Traduce al inglés esta oración del fragmento seleccionado: «Cristo presentó en medio de los hombres la condición divina de Dios.»

##### Fragmento seleccionado #####

Se siente la necesidad de que haya hombres que se preocupen de
«ser más» y no tanto de «tener más». Cuando un hombre vive esta
preocupación, se hace más sensible a las realidades que existen a su
alrededor y somete su vida a revisión constante, pasa por el mundo
dándose cuenta de quién es el que está tirado en el camino y qué
necesidades tiene en el momento.

Para hacer algo importante en el camino hay que «bajar de
Jerusalén a Jericó», es decir, hay que bajar de la ciudad de Dios a la
ciudad terrena, llevando a Dios y su propia experiencia a los hombres.
No vale hacerlo de cualquier forma. Hay que bajar como lo hizo Cristo
mismo:

«Tened entre vosotros los mismos sentimientos que Cristo: El cual,
siendo de condición divina, no retuvo ávidamente el ser igual a Dios.
Sino que se despojó de sí mismo tomando la condición de siervo,
haciéndose semejante a los hombres y apareciendo en su porte como
hombre; y se humilló a si mismo, obedeciendo hasta la muerte y
muerte de cruz. Por lo cual Dios le exaltó y le otorgó el Nombre que
está sobre todo nombre. Para que al nombre de Jesús toda rodilla se
doble en los cielos, en la tierra y en los abismos y toda lengua
confiese que Cristo Jesús es Señor para gloria de Dios Padre»
(Flp 2,
6-11
).

Cristo presentó en medio de los hombres la condición divina de
Dios. Cada creyente, cada discípulo debe bajar de Jerusalén a Jericó
y hacer presente en medio de los hombres la realidad de Dios.

##### Datos proporcionados #####

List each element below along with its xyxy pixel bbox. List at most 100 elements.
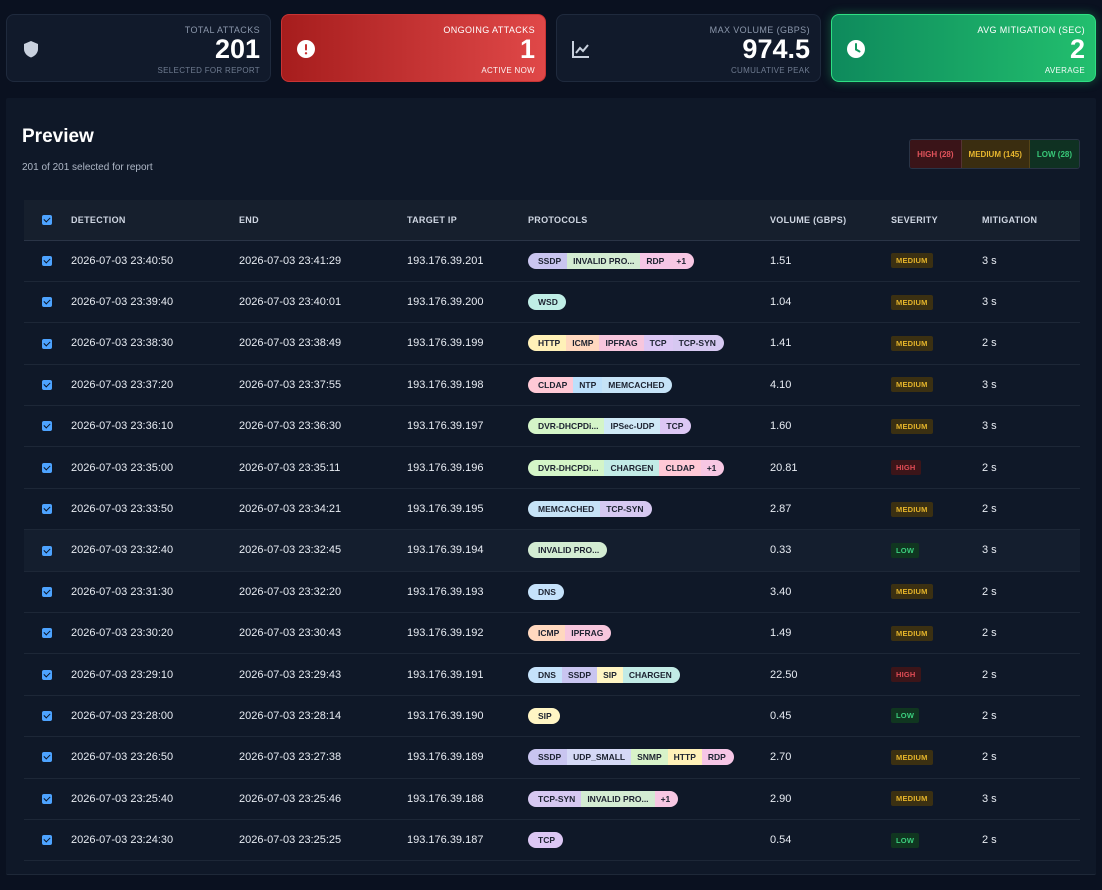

#####

» **Respuesta**
Christ presented the divine condition of God among men.